[GOAL] Pick out each line of the records that includes the string "oikeuksilla", and copy it.
** Begin **
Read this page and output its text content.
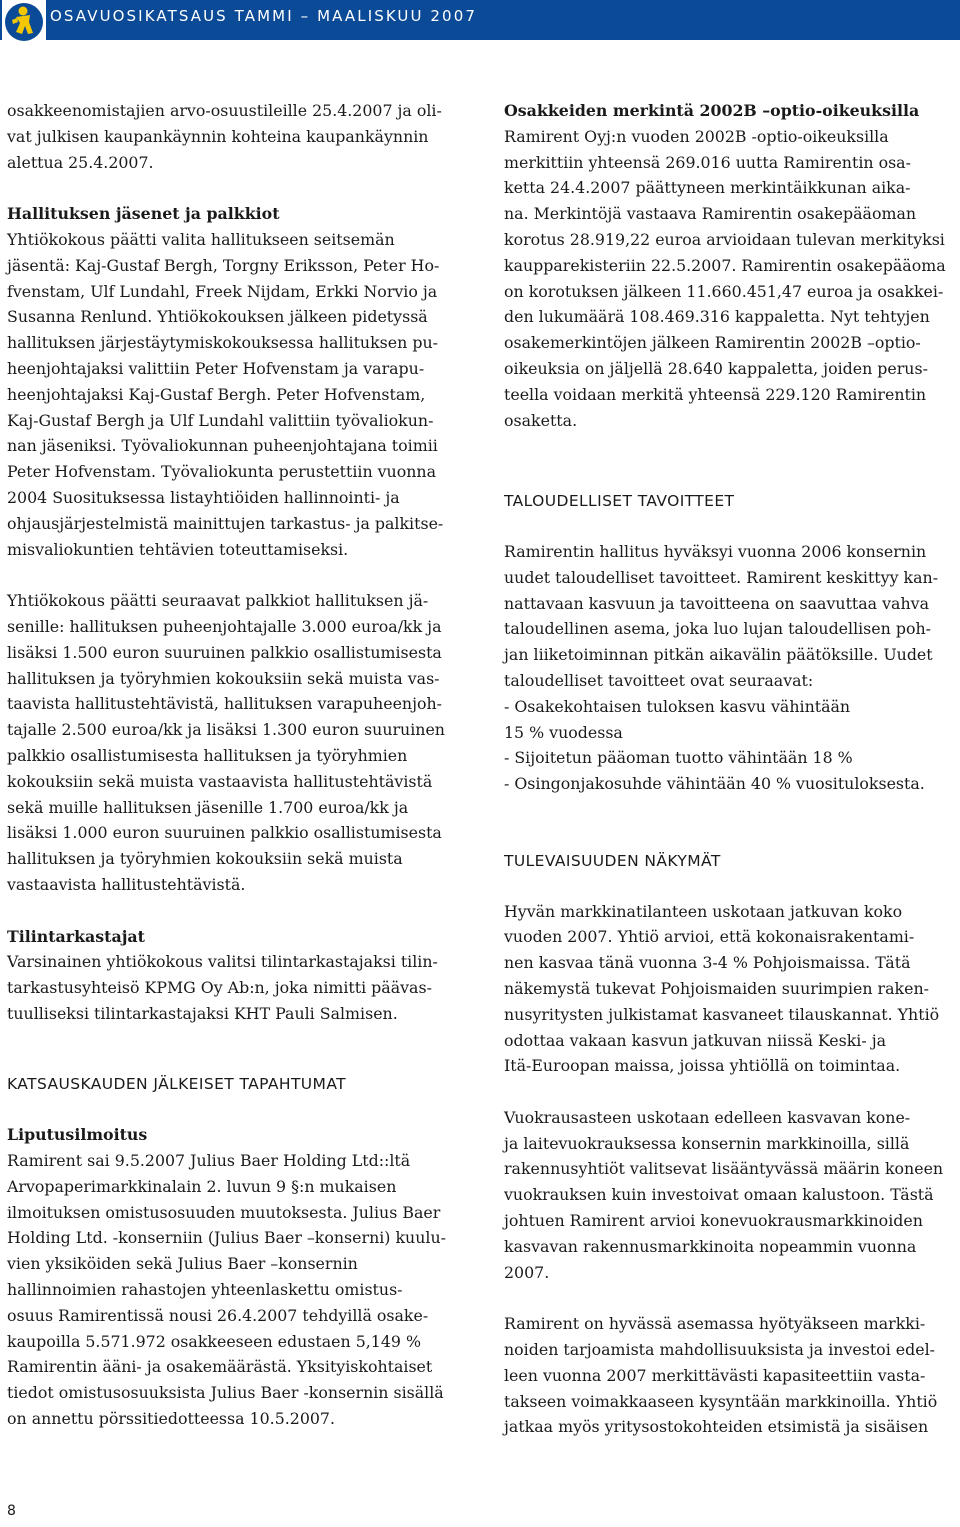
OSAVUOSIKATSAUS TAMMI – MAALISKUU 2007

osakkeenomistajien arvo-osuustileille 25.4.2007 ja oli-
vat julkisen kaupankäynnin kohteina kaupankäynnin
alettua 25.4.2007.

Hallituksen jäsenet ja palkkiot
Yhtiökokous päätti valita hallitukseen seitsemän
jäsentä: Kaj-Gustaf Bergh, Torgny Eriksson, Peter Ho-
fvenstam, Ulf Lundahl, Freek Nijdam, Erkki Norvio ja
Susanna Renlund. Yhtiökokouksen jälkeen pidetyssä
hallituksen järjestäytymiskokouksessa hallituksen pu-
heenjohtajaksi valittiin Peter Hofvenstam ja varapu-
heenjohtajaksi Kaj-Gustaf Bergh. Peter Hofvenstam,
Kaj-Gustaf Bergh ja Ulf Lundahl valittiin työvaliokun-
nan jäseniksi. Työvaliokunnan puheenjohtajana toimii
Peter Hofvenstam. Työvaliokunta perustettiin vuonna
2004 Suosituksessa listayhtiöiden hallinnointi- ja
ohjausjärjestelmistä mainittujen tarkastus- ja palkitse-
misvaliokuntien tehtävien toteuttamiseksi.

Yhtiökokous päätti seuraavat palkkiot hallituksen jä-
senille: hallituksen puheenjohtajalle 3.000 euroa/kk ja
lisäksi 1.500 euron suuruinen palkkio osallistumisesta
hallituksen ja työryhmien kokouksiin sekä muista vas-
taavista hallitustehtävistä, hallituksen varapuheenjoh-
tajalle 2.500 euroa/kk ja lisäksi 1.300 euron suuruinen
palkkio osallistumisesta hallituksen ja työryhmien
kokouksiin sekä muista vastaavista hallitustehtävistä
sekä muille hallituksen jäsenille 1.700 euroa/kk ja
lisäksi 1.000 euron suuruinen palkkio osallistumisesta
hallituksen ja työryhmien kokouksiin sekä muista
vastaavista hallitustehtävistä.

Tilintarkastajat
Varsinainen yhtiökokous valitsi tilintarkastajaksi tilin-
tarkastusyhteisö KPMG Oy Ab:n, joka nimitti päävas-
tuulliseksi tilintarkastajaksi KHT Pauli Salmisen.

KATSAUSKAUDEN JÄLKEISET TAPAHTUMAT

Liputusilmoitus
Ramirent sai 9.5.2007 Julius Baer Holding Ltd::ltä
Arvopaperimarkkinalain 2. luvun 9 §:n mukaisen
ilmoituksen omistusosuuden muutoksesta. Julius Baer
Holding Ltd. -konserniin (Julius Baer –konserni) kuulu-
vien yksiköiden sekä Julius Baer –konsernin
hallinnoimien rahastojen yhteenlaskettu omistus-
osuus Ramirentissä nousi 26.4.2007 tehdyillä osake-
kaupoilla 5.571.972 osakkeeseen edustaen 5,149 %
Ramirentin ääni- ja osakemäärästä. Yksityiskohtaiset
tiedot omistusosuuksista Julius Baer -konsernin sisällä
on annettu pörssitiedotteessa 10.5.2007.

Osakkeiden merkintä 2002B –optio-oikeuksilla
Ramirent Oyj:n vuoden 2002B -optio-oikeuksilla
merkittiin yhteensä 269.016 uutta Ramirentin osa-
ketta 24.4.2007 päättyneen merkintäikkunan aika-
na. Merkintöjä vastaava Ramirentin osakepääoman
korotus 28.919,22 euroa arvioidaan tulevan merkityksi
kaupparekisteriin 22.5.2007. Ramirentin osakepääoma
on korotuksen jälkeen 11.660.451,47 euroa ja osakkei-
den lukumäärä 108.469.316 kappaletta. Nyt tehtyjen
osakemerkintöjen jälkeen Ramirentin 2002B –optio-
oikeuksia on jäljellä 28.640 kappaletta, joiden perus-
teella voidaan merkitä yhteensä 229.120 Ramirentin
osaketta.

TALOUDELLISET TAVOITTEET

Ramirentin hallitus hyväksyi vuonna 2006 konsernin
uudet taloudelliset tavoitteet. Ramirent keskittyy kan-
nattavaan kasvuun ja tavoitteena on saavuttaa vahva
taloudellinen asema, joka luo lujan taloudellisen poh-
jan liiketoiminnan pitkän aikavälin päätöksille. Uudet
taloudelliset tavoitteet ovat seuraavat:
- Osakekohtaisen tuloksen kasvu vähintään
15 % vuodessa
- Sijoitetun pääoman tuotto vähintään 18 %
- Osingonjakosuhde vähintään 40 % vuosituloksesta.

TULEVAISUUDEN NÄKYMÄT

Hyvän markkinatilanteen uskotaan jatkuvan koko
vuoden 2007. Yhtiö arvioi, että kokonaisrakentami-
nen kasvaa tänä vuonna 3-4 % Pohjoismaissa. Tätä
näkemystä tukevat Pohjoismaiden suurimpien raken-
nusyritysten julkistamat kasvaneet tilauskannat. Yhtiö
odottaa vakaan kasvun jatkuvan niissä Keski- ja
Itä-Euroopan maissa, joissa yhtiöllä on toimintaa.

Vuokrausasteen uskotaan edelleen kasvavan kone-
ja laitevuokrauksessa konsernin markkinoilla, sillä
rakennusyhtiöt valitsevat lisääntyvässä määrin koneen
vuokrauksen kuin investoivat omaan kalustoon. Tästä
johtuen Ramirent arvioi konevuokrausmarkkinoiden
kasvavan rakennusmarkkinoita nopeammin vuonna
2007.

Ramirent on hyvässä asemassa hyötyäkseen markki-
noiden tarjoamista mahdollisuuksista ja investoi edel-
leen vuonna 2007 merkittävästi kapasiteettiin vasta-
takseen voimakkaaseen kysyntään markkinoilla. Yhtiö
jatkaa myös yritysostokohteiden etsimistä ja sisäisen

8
** End **
[EXPECTED ANSWER]
Osakkeiden merkintä 2002B –optio-oikeuksilla
Ramirent Oyj:n vuoden 2002B -optio-oikeuksilla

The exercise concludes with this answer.